— Problem details —
Present every line in which the string "title" appears.

>> BEGIN Supplied material

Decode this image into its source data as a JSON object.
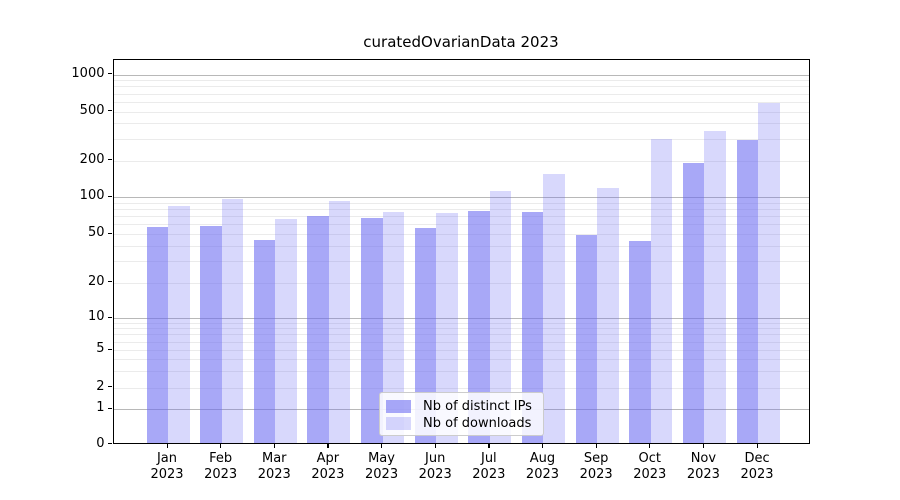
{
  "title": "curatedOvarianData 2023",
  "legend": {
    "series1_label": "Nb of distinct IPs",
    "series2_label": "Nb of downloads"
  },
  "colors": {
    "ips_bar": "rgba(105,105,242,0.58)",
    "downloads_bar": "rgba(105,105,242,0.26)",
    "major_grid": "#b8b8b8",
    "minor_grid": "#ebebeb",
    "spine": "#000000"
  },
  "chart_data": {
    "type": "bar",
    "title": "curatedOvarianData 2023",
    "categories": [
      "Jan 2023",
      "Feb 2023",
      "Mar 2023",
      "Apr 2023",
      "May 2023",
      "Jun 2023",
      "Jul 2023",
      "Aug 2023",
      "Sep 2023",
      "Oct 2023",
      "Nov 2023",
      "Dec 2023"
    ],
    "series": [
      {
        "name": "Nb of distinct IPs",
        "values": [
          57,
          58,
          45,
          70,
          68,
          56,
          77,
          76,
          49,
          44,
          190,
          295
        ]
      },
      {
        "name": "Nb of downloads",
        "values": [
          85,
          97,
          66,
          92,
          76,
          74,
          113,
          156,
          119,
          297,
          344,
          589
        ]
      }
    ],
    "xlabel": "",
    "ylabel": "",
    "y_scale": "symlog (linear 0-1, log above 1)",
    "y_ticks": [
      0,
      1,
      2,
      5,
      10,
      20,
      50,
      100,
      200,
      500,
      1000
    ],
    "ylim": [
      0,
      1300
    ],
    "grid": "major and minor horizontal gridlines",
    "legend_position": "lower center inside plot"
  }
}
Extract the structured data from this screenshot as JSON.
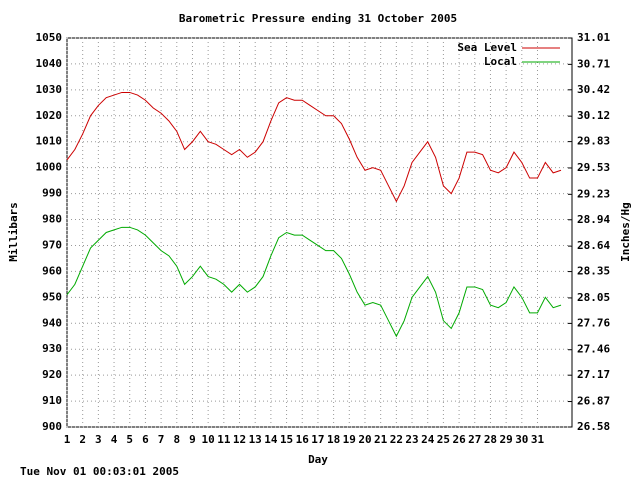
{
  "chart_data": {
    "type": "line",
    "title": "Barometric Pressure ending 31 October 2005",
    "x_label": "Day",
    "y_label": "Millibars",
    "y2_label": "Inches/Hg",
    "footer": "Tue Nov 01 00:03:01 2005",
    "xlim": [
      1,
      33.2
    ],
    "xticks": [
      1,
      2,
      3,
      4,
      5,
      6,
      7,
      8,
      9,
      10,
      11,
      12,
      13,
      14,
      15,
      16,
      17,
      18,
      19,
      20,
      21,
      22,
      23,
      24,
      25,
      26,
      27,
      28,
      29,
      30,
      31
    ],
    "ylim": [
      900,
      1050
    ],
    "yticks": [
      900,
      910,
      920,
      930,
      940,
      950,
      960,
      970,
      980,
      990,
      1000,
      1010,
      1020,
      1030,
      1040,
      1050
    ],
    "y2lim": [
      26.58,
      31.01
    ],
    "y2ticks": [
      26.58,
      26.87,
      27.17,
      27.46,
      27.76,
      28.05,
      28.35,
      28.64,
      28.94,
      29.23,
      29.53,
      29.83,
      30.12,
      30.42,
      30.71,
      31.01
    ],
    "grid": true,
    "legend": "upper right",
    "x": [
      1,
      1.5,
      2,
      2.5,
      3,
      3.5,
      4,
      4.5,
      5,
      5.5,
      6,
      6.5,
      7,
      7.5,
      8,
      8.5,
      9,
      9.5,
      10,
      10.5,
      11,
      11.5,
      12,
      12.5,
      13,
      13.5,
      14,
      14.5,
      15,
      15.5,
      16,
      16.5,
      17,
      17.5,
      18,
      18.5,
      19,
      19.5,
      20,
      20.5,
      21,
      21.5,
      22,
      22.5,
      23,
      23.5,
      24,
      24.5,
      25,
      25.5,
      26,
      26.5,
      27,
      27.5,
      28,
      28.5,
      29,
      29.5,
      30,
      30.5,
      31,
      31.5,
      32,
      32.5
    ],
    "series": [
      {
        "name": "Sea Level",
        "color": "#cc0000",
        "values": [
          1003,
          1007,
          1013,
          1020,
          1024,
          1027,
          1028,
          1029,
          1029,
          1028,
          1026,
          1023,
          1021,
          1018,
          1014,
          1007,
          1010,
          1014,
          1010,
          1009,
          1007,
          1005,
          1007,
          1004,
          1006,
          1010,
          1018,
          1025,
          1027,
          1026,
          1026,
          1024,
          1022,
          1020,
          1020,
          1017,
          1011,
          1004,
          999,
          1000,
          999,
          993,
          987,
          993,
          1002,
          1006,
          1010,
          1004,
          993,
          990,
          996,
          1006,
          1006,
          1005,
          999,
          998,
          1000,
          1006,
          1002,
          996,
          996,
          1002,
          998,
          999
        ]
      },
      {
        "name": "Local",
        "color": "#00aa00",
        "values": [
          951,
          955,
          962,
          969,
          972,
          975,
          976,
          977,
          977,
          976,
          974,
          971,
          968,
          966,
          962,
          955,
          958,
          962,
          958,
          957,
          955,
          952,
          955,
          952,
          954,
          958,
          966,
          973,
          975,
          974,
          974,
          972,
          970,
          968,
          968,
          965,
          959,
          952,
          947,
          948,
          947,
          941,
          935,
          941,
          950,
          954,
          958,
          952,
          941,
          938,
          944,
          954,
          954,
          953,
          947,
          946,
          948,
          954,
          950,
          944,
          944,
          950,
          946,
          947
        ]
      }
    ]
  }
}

>> END Supplied material

— Solved exercise —
  "title": "curatedOvarianData 2023",
    "title": "curatedOvarianData 2023",
    "title": "Barometric Pressure ending 31 October 2005",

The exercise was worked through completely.